In full and without alteration, write out the lines below.

**********

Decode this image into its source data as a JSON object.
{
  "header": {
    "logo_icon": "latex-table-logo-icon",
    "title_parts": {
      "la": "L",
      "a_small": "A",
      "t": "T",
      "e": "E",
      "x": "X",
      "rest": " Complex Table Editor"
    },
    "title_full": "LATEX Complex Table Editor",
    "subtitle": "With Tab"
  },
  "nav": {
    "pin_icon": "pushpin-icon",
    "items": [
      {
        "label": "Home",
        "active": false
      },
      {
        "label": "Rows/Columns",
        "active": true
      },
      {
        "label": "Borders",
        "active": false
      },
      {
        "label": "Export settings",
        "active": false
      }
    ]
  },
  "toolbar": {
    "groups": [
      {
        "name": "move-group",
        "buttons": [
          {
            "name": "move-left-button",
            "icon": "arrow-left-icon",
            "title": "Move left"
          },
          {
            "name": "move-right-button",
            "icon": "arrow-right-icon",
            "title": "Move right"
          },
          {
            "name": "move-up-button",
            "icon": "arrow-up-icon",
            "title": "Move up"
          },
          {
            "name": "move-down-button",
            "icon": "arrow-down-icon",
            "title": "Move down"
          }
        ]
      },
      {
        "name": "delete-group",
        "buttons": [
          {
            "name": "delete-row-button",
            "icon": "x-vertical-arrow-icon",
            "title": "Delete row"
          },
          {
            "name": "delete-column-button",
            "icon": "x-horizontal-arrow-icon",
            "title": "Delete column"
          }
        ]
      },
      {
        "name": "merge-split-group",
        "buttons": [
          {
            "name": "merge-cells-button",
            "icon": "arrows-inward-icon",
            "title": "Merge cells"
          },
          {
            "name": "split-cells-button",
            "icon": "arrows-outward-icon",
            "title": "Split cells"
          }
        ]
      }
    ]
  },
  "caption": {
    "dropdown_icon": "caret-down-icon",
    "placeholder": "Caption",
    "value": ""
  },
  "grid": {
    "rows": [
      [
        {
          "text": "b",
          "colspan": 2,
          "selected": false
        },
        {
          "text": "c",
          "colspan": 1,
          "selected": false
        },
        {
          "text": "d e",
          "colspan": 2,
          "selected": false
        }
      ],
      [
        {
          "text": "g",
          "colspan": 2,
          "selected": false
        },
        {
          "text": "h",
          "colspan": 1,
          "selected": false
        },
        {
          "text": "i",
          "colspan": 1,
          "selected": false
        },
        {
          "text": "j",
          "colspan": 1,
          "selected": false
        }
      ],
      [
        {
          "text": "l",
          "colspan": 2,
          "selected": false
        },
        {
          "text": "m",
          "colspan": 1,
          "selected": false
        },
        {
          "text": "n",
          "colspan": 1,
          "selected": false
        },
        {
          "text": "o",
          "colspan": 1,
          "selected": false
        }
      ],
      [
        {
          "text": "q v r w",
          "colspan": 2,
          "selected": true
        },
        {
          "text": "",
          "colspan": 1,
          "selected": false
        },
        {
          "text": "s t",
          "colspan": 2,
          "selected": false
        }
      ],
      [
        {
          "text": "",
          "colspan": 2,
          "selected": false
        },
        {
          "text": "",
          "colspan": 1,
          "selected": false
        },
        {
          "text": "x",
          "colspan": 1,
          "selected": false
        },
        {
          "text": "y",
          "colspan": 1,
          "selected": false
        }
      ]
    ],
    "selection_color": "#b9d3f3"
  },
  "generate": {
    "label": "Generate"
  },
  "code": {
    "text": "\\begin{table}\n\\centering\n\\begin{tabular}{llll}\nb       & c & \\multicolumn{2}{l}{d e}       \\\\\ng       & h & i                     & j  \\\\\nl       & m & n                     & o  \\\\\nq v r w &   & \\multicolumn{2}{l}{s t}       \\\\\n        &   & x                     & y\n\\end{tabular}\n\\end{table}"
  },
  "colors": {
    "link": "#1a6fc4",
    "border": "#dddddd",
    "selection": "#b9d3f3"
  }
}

**********

Your solution >>
Decode this image into its source data as a JSON object.
{
  "header": {
    "logo_icon": "latex-table-logo-icon",
    "title_parts": {
      "la": "L",
      "a_small": "A",
      "t": "T",
      "e": "E",
      "x": "X",
      "rest": " Complex Table Editor"
    },
    "title_full": "LATEX Complex Table Editor",
    "subtitle": "With Tab"
  },
  "nav": {
    "pin_icon": "pushpin-icon",
    "items": [
      {
        "label": "Home",
        "active": false
      },
      {
        "label": "Rows/Columns",
        "active": true
      },
      {
        "label": "Borders",
        "active": false
      },
      {
        "label": "Export settings",
        "active": false
      }
    ]
  },
  "toolbar": {
    "groups": [
      {
        "name": "move-group",
        "buttons": [
          {
            "name": "move-left-button",
            "icon": "arrow-left-icon",
            "title": "Move left"
          },
          {
            "name": "move-right-button",
            "icon": "arrow-right-icon",
            "title": "Move right"
          },
          {
            "name": "move-up-button",
            "icon": "arrow-up-icon",
            "title": "Move up"
          },
          {
            "name": "move-down-button",
            "icon": "arrow-down-icon",
            "title": "Move down"
          }
        ]
      },
      {
        "name": "delete-group",
        "buttons": [
          {
            "name": "delete-row-button",
            "icon": "x-vertical-arrow-icon",
            "title": "Delete row"
          },
          {
            "name": "delete-column-button",
            "icon": "x-horizontal-arrow-icon",
            "title": "Delete column"
          }
        ]
      },
      {
        "name": "merge-split-group",
        "buttons": [
          {
            "name": "merge-cells-button",
            "icon": "arrows-inward-icon",
            "title": "Merge cells"
          },
          {
            "name": "split-cells-button",
            "icon": "arrows-outward-icon",
            "title": "Split cells"
          }
        ]
      }
    ]
  },
  "caption": {
    "dropdown_icon": "caret-down-icon",
    "placeholder": "Caption",
    "value": ""
  },
  "grid": {
    "rows": [
      [
        {
          "text": "b",
          "colspan": 2,
          "selected": false
        },
        {
          "text": "c",
          "colspan": 1,
          "selected": false
        },
        {
          "text": "d e",
          "colspan": 2,
          "selected": false
        }
      ],
      [
        {
          "text": "g",
          "colspan": 2,
          "selected": false
        },
        {
          "text": "h",
          "colspan": 1,
          "selected": false
        },
        {
          "text": "i",
          "colspan": 1,
          "selected": false
        },
        {
          "text": "j",
          "colspan": 1,
          "selected": false
        }
      ],
      [
        {
          "text": "l",
          "colspan": 2,
          "selected": false
        },
        {
          "text": "m",
          "colspan": 1,
          "selected": false
        },
        {
          "text": "n",
          "colspan": 1,
          "selected": false
        },
        {
          "text": "o",
          "colspan": 1,
          "selected": false
        }
      ],
      [
        {
          "text": "q v r w",
          "colspan": 2,
          "selected": true
        },
        {
          "text": "",
          "colspan": 1,
          "selected": false
        },
        {
          "text": "s t",
          "colspan": 2,
          "selected": false
        }
      ],
      [
        {
          "text": "",
          "colspan": 2,
          "selected": false
        },
        {
          "text": "",
          "colspan": 1,
          "selected": false
        },
        {
          "text": "x",
          "colspan": 1,
          "selected": false
        },
        {
          "text": "y",
          "colspan": 1,
          "selected": false
        }
      ]
    ],
    "selection_color": "#b9d3f3"
  },
  "generate": {
    "label": "Generate"
  },
  "code": {
    "text": "\\begin{table}\n\\centering\n\\begin{tabular}{llll}\nb       & c & \\multicolumn{2}{l}{d e}       \\\\\ng       & h & i                     & j  \\\\\nl       & m & n                     & o  \\\\\nq v r w &   & \\multicolumn{2}{l}{s t}       \\\\\n        &   & x                     & y\n\\end{tabular}\n\\end{table}"
  },
  "colors": {
    "link": "#1a6fc4",
    "border": "#dddddd",
    "selection": "#b9d3f3"
  }
}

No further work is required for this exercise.